(What is being asked): Your answer should be a single number: the count of lines that include "PIVOT".
-- START Stored records --
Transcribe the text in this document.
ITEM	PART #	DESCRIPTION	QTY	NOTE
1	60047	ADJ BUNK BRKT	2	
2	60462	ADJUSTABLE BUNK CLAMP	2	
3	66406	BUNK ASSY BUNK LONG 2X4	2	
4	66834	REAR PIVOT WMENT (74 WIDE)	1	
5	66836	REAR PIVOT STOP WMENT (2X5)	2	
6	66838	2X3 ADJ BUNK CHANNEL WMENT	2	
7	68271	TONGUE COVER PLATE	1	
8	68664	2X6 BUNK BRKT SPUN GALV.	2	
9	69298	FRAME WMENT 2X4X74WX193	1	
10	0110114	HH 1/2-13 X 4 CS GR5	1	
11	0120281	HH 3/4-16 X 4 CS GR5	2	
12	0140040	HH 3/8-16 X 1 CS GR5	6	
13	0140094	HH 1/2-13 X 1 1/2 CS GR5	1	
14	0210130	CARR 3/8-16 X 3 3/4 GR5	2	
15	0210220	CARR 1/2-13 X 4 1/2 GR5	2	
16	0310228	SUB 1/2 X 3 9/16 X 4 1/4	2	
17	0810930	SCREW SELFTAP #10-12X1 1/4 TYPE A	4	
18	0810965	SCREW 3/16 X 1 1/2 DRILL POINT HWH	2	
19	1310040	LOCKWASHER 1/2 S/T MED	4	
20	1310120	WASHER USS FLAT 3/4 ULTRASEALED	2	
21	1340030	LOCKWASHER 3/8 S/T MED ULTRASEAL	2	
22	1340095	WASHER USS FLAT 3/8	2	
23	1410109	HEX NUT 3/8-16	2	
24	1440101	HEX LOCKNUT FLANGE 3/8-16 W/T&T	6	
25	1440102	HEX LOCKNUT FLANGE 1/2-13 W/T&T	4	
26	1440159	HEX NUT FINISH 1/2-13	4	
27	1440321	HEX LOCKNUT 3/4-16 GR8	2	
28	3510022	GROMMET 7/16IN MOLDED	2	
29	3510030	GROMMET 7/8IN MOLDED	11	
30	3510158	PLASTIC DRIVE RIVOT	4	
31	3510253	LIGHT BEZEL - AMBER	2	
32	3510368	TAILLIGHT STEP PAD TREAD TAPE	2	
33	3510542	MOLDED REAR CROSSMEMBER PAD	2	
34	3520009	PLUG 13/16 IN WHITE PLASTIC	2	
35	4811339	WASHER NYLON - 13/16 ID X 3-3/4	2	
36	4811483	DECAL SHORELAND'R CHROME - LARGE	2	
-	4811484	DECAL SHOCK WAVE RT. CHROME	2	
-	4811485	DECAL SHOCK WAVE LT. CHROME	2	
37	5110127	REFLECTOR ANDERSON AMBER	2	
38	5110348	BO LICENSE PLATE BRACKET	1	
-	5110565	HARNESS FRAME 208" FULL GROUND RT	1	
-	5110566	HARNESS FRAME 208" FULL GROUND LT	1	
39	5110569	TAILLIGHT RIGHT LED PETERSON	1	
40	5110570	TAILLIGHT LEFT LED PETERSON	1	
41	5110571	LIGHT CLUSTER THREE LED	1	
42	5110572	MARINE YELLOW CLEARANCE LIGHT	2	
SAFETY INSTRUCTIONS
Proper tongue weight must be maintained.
-- END Stored records --
(Task output): 2